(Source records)
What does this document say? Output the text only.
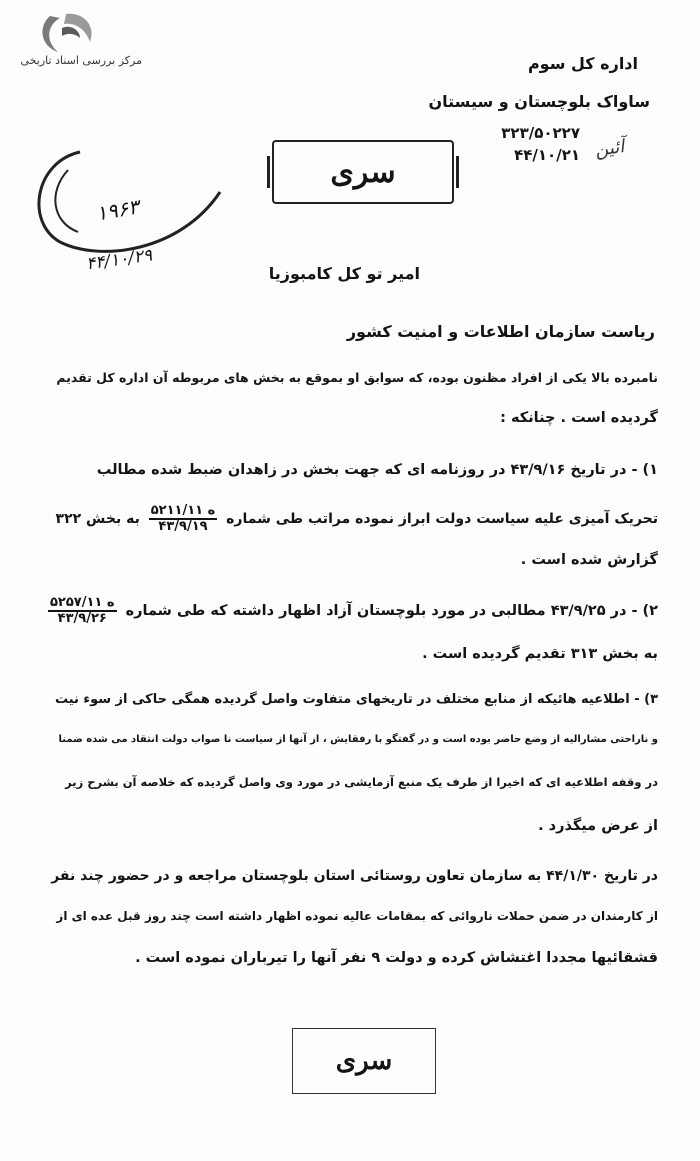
مرکز بررسی اسناد تاریخی	اداره کل سوم
ساواک بلوچستان و سیستان
۳۲۳/۵۰۲۲۷
۴۴/۱۰/۲۱ آئین
سری
۱۹۶۳
۴۴/۱۰/۲۹	امیر تو کل کامبوزیا
ریاست سازمان اطلاعات و امنیت کشور
نامبرده بالا یکی از افراد مظنون بوده، که سوابق او بموقع به بخش های مربوطه آن اداره کل تقدیم
گردیده است . چنانکه :
۱) - در تاریخ ۴۳/۹/۱۶ در روزنامه ای که جهت بخش در زاهدان ضبط شده مطالب
تحریک آمیزی علیه سیاست دولت ابراز نموده مراتب طی شماره
$\frac{\text{۵۲۱۱/۱۱ ه}}{۴۳/۹/۱۹}$
به بخش ۳۲۲
گزارش شده است .
۲) - در ۴۳/۹/۲۵ مطالبی در مورد بلوچستان آزاد اظهار داشته که طی شماره
$\frac{\text{۵۲۵۷/۱۱ ه}}{۴۳/۹/۲۶}$
به بخش ۳۱۳ تقدیم گردیده است .
۳) - اطلاعیه هائیکه از منابع مختلف در تاریخهای متفاوت واصل گردیده همگی حاکی از سوء نیت
و ناراحتی مشارالیه از وضع حاضر بوده است و در گفتگو با رفقایش ، از آنها از سیاست نا صواب دولت انتقاد می شده ضمنا
در وقفه اطلاعیه ای که اخیرا از طرف یک منبع آزمایشی در مورد وی واصل گردیده که خلاصه آن بشرح زیر
از عرض میگذرد .
در تاریخ ۴۴/۱/۳۰ به سازمان تعاون روستائی استان بلوچستان مراجعه و در حضور چند نفر
از کارمندان در ضمن حملات ناروائی که بمقامات عالیه نموده اظهار داشته است چند روز قبل عده ای از
قشقائیها مجددا اغتشاش کرده و دولت ۹ نفر آنها را تیرباران نموده است .
سری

- PROBLEM TO SOLVE:
Write out the entries above word for word. Do not include the pictures.

- OUTPUT FOR THIS TASK:
What does this document say? Output the text only.
مرکز بررسی اسناد تاریخی	اداره کل سوم
ساواک بلوچستان و سیستان
۳۲۳/۵۰۲۲۷
۴۴/۱۰/۲۱ آئین
سری
۱۹۶۳
۴۴/۱۰/۲۹	امیر تو کل کامبوزیا
ریاست سازمان اطلاعات و امنیت کشور
نامبرده بالا یکی از افراد مظنون بوده، که سوابق او بموقع به بخش های مربوطه آن اداره کل تقدیم
گردیده است . چنانکه :
۱) - در تاریخ ۴۳/۹/۱۶ در روزنامه ای که جهت بخش در زاهدان ضبط شده مطالب
تحریک آمیزی علیه سیاست دولت ابراز نموده مراتب طی شماره
$\frac{\text{۵۲۱۱/۱۱ ه}}{۴۳/۹/۱۹}$
به بخش ۳۲۲
گزارش شده است .
۲) - در ۴۳/۹/۲۵ مطالبی در مورد بلوچستان آزاد اظهار داشته که طی شماره
$\frac{\text{۵۲۵۷/۱۱ ه}}{۴۳/۹/۲۶}$
به بخش ۳۱۳ تقدیم گردیده است .
۳) - اطلاعیه هائیکه از منابع مختلف در تاریخهای متفاوت واصل گردیده همگی حاکی از سوء نیت
و ناراحتی مشارالیه از وضع حاضر بوده است و در گفتگو با رفقایش ، از آنها از سیاست نا صواب دولت انتقاد می شده ضمنا
در وقفه اطلاعیه ای که اخیرا از طرف یک منبع آزمایشی در مورد وی واصل گردیده که خلاصه آن بشرح زیر
از عرض میگذرد .
در تاریخ ۴۴/۱/۳۰ به سازمان تعاون روستائی استان بلوچستان مراجعه و در حضور چند نفر
از کارمندان در ضمن حملات ناروائی که بمقامات عالیه نموده اظهار داشته است چند روز قبل عده ای از
قشقائیها مجددا اغتشاش کرده و دولت ۹ نفر آنها را تیرباران نموده است .
سری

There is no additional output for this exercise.